» Supplied records
┌──
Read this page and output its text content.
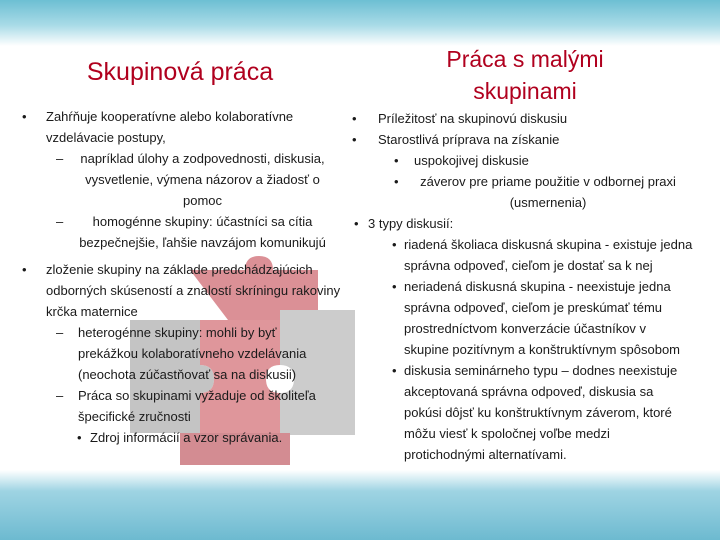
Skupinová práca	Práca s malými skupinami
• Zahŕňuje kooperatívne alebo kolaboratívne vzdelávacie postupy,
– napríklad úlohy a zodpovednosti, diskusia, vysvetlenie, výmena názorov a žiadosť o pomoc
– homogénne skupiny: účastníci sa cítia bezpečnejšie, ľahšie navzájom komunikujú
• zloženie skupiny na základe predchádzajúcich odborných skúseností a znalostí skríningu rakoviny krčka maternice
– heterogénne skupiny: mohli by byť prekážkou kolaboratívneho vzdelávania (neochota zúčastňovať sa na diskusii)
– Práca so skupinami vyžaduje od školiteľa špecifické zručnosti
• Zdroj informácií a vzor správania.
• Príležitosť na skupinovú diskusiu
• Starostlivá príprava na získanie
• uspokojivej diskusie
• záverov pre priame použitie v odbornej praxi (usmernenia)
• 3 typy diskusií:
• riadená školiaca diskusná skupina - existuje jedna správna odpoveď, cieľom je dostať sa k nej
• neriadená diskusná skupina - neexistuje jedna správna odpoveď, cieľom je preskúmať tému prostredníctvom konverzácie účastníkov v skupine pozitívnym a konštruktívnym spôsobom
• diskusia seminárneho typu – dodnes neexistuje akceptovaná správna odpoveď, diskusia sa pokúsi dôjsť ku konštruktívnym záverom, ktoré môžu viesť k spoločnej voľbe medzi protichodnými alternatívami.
└──
» Exercise prompt
Your task is an exact transcription of all the data, minus the pictures.

» Response to the exercise
Read this page and output its text content.
Skupinová práca	Práca s malými skupinami
• Zahŕňuje kooperatívne alebo kolaboratívne vzdelávacie postupy,
– napríklad úlohy a zodpovednosti, diskusia, vysvetlenie, výmena názorov a žiadosť o pomoc
– homogénne skupiny: účastníci sa cítia bezpečnejšie, ľahšie navzájom komunikujú
• zloženie skupiny na základe predchádzajúcich odborných skúseností a znalostí skríningu rakoviny krčka maternice
– heterogénne skupiny: mohli by byť prekážkou kolaboratívneho vzdelávania (neochota zúčastňovať sa na diskusii)
– Práca so skupinami vyžaduje od školiteľa špecifické zručnosti
• Zdroj informácií a vzor správania.
• Príležitosť na skupinovú diskusiu
• Starostlivá príprava na získanie
• uspokojivej diskusie
• záverov pre priame použitie v odbornej praxi (usmernenia)
• 3 typy diskusií:
• riadená školiaca diskusná skupina - existuje jedna správna odpoveď, cieľom je dostať sa k nej
• neriadená diskusná skupina - neexistuje jedna správna odpoveď, cieľom je preskúmať tému prostredníctvom konverzácie účastníkov v skupine pozitívnym a konštruktívnym spôsobom
• diskusia seminárneho typu – dodnes neexistuje akceptovaná správna odpoveď, diskusia sa pokúsi dôjsť ku konštruktívnym záverom, ktoré môžu viesť k spoločnej voľbe medzi protichodnými alternatívami.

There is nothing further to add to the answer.